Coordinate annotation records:
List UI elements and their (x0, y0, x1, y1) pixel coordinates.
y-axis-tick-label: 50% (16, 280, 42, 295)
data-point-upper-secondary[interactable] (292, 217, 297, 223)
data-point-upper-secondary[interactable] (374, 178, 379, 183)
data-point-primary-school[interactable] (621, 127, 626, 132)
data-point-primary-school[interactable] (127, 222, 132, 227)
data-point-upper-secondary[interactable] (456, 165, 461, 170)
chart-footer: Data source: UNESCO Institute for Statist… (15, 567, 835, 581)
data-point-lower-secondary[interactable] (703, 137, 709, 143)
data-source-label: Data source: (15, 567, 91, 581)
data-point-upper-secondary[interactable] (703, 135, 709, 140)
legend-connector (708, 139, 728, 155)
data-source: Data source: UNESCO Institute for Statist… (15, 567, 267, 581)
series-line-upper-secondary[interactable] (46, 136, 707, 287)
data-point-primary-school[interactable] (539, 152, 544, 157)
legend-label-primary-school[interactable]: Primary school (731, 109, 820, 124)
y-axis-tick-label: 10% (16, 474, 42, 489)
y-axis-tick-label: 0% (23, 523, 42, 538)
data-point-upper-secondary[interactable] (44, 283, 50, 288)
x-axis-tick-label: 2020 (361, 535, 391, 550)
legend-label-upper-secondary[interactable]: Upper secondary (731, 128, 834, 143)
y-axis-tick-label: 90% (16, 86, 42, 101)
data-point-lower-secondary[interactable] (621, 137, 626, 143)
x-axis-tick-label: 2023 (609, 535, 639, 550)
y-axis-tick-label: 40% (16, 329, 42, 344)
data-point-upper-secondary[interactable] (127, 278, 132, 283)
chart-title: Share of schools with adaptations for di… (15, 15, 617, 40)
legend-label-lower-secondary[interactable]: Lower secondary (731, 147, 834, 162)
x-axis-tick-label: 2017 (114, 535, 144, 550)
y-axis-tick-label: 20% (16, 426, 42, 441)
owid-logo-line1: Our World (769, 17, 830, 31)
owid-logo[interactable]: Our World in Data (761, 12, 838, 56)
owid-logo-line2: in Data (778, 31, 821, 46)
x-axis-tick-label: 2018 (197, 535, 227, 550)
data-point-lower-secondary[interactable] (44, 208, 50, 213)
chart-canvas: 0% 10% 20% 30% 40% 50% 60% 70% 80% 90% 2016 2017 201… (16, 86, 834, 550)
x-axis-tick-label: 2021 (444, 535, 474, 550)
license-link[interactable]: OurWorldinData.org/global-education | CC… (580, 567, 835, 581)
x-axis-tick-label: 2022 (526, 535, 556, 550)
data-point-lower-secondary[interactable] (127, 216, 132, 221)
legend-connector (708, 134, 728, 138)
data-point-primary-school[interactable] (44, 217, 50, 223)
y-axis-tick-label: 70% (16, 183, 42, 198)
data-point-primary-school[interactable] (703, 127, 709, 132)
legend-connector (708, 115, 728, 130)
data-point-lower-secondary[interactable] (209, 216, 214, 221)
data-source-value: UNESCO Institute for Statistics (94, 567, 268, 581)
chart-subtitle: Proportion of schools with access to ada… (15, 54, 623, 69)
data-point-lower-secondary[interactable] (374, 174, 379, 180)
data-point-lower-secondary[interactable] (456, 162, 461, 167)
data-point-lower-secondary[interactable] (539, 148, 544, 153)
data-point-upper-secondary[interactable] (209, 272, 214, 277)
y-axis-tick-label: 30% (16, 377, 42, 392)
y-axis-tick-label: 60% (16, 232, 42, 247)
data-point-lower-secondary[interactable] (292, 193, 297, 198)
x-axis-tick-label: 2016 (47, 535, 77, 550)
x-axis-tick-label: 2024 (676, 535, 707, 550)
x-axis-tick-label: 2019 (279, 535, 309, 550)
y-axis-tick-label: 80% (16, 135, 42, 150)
---
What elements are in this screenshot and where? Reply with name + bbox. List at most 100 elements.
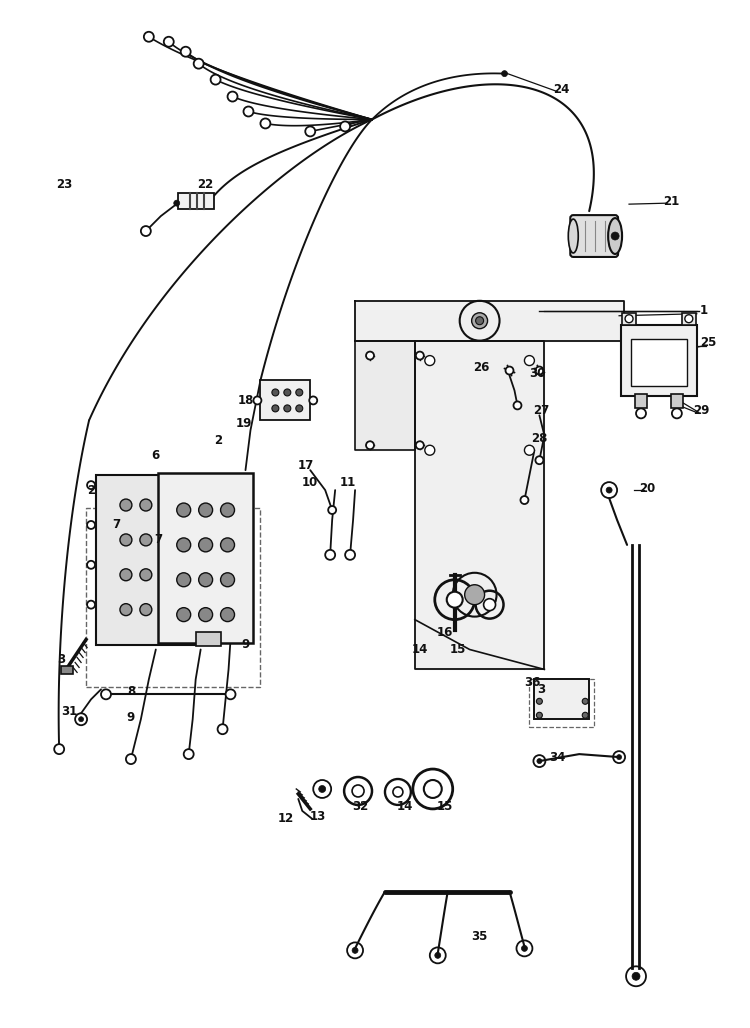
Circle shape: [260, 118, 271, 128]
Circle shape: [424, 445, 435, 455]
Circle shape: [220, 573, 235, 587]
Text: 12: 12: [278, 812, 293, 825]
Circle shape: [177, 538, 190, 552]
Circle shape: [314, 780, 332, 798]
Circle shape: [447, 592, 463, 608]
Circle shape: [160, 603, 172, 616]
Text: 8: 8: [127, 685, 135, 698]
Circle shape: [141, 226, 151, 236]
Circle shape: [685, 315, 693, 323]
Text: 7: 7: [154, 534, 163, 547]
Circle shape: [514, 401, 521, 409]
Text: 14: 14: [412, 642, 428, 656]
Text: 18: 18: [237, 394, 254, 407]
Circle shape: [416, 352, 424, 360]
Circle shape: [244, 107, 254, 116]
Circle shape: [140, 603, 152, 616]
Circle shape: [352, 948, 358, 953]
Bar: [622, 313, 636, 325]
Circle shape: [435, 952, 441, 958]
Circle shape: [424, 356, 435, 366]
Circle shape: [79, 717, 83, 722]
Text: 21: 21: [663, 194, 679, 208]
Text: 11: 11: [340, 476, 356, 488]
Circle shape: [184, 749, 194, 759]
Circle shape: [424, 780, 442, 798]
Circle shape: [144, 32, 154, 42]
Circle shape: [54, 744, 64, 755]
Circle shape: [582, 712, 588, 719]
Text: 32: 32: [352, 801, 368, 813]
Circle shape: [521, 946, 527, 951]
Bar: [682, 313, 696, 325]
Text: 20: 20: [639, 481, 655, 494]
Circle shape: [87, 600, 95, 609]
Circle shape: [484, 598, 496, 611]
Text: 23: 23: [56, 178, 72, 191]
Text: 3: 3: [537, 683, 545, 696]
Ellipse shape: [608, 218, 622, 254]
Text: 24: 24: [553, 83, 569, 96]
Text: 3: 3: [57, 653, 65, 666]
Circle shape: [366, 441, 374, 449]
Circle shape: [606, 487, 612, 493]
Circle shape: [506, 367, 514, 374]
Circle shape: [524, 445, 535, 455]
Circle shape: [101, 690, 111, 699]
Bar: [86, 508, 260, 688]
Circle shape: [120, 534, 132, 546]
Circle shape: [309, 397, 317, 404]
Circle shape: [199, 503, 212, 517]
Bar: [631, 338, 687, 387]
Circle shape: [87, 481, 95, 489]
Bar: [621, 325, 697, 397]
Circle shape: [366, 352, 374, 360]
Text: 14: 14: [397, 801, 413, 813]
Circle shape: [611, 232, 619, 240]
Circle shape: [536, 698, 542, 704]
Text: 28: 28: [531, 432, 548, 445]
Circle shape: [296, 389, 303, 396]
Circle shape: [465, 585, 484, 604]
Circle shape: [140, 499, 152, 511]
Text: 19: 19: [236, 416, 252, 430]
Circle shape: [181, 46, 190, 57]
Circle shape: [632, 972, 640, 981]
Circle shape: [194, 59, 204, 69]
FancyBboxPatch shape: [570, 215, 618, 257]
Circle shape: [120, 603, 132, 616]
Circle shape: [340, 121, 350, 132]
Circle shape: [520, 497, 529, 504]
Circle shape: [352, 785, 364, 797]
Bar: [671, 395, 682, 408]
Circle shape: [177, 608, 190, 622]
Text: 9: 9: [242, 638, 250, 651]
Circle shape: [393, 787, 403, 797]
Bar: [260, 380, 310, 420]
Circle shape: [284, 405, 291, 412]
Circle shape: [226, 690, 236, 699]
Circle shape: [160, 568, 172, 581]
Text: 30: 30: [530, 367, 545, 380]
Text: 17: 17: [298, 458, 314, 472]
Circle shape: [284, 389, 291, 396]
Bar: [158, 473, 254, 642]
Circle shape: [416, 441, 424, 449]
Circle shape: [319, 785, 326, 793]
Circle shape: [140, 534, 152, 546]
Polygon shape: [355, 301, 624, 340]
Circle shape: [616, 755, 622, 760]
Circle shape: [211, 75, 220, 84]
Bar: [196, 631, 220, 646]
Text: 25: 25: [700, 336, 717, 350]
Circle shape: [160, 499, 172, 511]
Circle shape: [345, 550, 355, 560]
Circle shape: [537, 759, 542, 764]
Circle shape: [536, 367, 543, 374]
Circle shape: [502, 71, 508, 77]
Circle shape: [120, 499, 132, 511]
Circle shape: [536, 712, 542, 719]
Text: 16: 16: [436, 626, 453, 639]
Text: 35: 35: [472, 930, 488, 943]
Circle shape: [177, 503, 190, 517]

> [YOUR OBJECTIVE]: Transcribe the data lines between the line holding "Circle shape: [260, 118, 271, 128]" and the line holding "Circle shape: [447, 592, 463, 608]", inclusive, reproducing each one without any change.

> [SOLUTION BELOW]:
Circle shape: [260, 118, 271, 128]
Circle shape: [424, 445, 435, 455]
Circle shape: [220, 573, 235, 587]
Text: 12: 12: [278, 812, 293, 825]
Circle shape: [177, 538, 190, 552]
Circle shape: [314, 780, 332, 798]
Circle shape: [447, 592, 463, 608]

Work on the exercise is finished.